-------- PASSAGE

[comp.compilers] recursive-descent error recovery

johnl@ima.UUCP (08/14/87)

> [I'd be interested in hearing what the recursive descent lexer feeds to the
> parser when the input is something like a = b + ( ;    -John]

The basic approach in the lexer is (a) give the customer what he wants, and
(b) if what he wants doesn't match what's in the input, apply some simple
heuristics to try to resynchronize.  Say we've just parsed the "b", so the
parser knows we're in an expression that is part of a statement; here is
the dialogue, slightly simplified:

Parser:  "Do you have any of <several expression continuations like '+'>?"
Lexer:  "Yes, I have '+'."
P (to itself):  "Aha, there's more to this expression."
P:  "Do you have any of <things that might start an operand, like '('>?"
L:  "Yes, I have '('."
P (to itself):  "Aha, a parenthesized expression."
P:  "Give me one of <things that would start an expression>."

----------------
-------- RAW DATA

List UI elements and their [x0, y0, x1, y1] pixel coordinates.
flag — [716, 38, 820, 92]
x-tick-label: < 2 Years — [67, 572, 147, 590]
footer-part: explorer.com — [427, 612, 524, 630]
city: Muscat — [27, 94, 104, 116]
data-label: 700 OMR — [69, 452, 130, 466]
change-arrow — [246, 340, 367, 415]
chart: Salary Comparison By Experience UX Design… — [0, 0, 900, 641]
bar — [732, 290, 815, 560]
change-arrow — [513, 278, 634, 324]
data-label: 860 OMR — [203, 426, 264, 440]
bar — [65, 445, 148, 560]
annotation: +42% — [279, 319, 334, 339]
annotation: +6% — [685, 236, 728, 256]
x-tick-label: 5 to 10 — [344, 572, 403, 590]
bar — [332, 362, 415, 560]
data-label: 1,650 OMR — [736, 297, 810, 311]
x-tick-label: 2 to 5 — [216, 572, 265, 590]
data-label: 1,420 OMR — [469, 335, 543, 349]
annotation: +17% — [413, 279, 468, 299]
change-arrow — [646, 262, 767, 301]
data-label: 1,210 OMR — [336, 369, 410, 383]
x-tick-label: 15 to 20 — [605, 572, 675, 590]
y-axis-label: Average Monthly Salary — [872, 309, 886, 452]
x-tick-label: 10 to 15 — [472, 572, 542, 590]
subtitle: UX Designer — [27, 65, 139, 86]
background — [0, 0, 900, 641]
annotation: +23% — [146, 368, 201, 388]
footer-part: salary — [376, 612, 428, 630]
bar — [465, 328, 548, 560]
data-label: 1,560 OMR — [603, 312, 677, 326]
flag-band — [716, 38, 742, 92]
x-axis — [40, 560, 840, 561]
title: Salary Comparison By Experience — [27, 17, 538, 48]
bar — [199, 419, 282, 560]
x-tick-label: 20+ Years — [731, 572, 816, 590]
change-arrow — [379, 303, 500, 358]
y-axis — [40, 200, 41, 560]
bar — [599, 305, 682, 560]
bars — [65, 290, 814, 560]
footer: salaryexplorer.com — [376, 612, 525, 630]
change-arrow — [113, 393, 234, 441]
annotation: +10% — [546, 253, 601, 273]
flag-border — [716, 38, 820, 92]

----------------

## DIRECTION 1
Count the lines in the rows that contain the string "annotation". Give only the number.
## DIRECTION 2
Carry on the recursive-descent error recovery post from the point where it stops.
The post about recursive-descent error recovery and the rows were taken from unrelated sources.

## WRITTEN ANSWER 1
5

## WRITTEN ANSWER 2
L (to itself):  "<gurgling noises> That's not in my input!  I'm going to
	have to fake it.  Let's see... what I see is a line terminator,
	and he's not asking for a line terminator, so I will try to fake
	the rest of the line to resynchronize.  What's the most harmless
	thing I can give him, out of the list he asked for?..."
L:  "I have '0'."
P:  "Do you have any of <things that might continue the expression>?"
L (to itself):  "To avoid infinite loops, I should try to cut this short."
L:  "No."
P (to itself):  "Must be the end of the expression."
P:  "Give me ')'."
L (to itself):  "Keep on faking it..."
L:  "Okay, I have ')'."
P:  "Do you have any of <things that might continue the outer expression>?"
L (to itself):  "Again, try to cut it short."
L:  "No."
P (to itself):  "Must be the end of the expression."
P:  "Give me ';'."
L (to itself):  "<sigh of relief> Resynchronized!  Now I can stop lying."
L:  "I have ';'."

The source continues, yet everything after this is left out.